(Some records)
==============================
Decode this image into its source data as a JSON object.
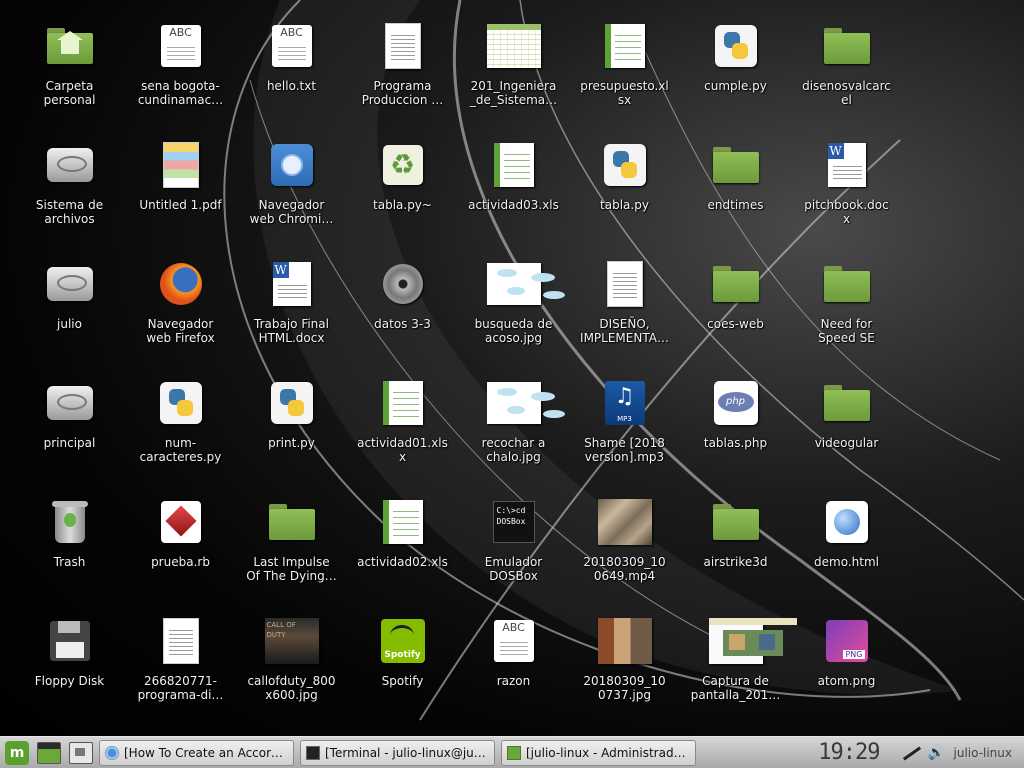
{
  "desktop": {
    "icons": [
      {
        "label": "Carpeta\npersonal",
        "kind": "home-folder"
      },
      {
        "label": "sena bogota-\ncundinamac…",
        "kind": "abc"
      },
      {
        "label": "hello.txt",
        "kind": "abc"
      },
      {
        "label": "Programa\nProduccion …",
        "kind": "doc"
      },
      {
        "label": "201_Ingeniera\n_de_Sistema…",
        "kind": "thumb-table"
      },
      {
        "label": "presupuesto.xl\nsx",
        "kind": "sheet"
      },
      {
        "label": "cumple.py",
        "kind": "py"
      },
      {
        "label": "disenosvalcarc\nel",
        "kind": "folder"
      },
      {
        "label": "Sistema de\narchivos",
        "kind": "drive"
      },
      {
        "label": "Untitled 1.pdf",
        "kind": "doc-color"
      },
      {
        "label": "Navegador\nweb Chromi…",
        "kind": "chromium"
      },
      {
        "label": "tabla.py~",
        "kind": "recycle"
      },
      {
        "label": "actividad03.xls",
        "kind": "sheet"
      },
      {
        "label": "tabla.py",
        "kind": "py"
      },
      {
        "label": "endtimes",
        "kind": "folder"
      },
      {
        "label": "pitchbook.doc\nx",
        "kind": "word"
      },
      {
        "label": "julio",
        "kind": "drive"
      },
      {
        "label": "Navegador\nweb Firefox",
        "kind": "firefox"
      },
      {
        "label": "Trabajo Final\nHTML.docx",
        "kind": "word"
      },
      {
        "label": "datos 3-3",
        "kind": "cd"
      },
      {
        "label": "busqueda de\nacoso.jpg",
        "kind": "thumb-diagram"
      },
      {
        "label": "DISEÑO,\nIMPLEMENTA…",
        "kind": "doc"
      },
      {
        "label": "coes-web",
        "kind": "folder"
      },
      {
        "label": "Need for\nSpeed SE",
        "kind": "folder"
      },
      {
        "label": "principal",
        "kind": "drive"
      },
      {
        "label": "num-\ncaracteres.py",
        "kind": "py"
      },
      {
        "label": "print.py",
        "kind": "py"
      },
      {
        "label": "actividad01.xls\nx",
        "kind": "sheet"
      },
      {
        "label": "recochar a\nchalo.jpg",
        "kind": "thumb-diagram"
      },
      {
        "label": "Shame [2018\nversion].mp3",
        "kind": "music"
      },
      {
        "label": "tablas.php",
        "kind": "php"
      },
      {
        "label": "videogular",
        "kind": "folder"
      },
      {
        "label": "Trash",
        "kind": "trash"
      },
      {
        "label": "prueba.rb",
        "kind": "ruby"
      },
      {
        "label": "Last Impulse\nOf The Dying…",
        "kind": "folder"
      },
      {
        "label": "actividad02.xls",
        "kind": "sheet"
      },
      {
        "label": "Emulador\nDOSBox",
        "kind": "dosbox"
      },
      {
        "label": "20180309_10\n0649.mp4",
        "kind": "thumb-photo"
      },
      {
        "label": "airstrike3d",
        "kind": "folder"
      },
      {
        "label": "demo.html",
        "kind": "globe"
      },
      {
        "label": "Floppy Disk",
        "kind": "floppy"
      },
      {
        "label": "266820771-\nprograma-di…",
        "kind": "doc"
      },
      {
        "label": "callofduty_800\nx600.jpg",
        "kind": "thumb-game"
      },
      {
        "label": "Spotify",
        "kind": "spotify"
      },
      {
        "label": "razon",
        "kind": "abc"
      },
      {
        "label": "20180309_10\n0737.jpg",
        "kind": "thumb-photo2"
      },
      {
        "label": "Captura de\npantalla_201…",
        "kind": "thumb-screen"
      },
      {
        "label": "atom.png",
        "kind": "png"
      }
    ],
    "glyph_text": {
      "abc": "ABC",
      "word": "W",
      "dos_line1": "C:\\>cd",
      "dos_line2": "DOSBox",
      "mp3": "MP3",
      "php": "php",
      "png": "PNG",
      "spotify": "Spotify",
      "game": "CALL OF DUTY"
    }
  },
  "panel": {
    "menu_label": "m",
    "tasks": [
      {
        "title": "[How To Create an Accordi…",
        "icon": "chromium-icon"
      },
      {
        "title": "[Terminal - julio-linux@juli…",
        "icon": "terminal-icon"
      },
      {
        "title": "[julio-linux - Administrado…",
        "icon": "disk-icon"
      }
    ],
    "clock": "19:29",
    "username": "julio-linux"
  }
}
==============================
Your goal: Sift the material for lines with the string "linux". Copy each one found.

The result:
        "title": "[Terminal - julio-linux@juli…",
        "title": "[julio-linux - Administrado…",
    "username": "julio-linux"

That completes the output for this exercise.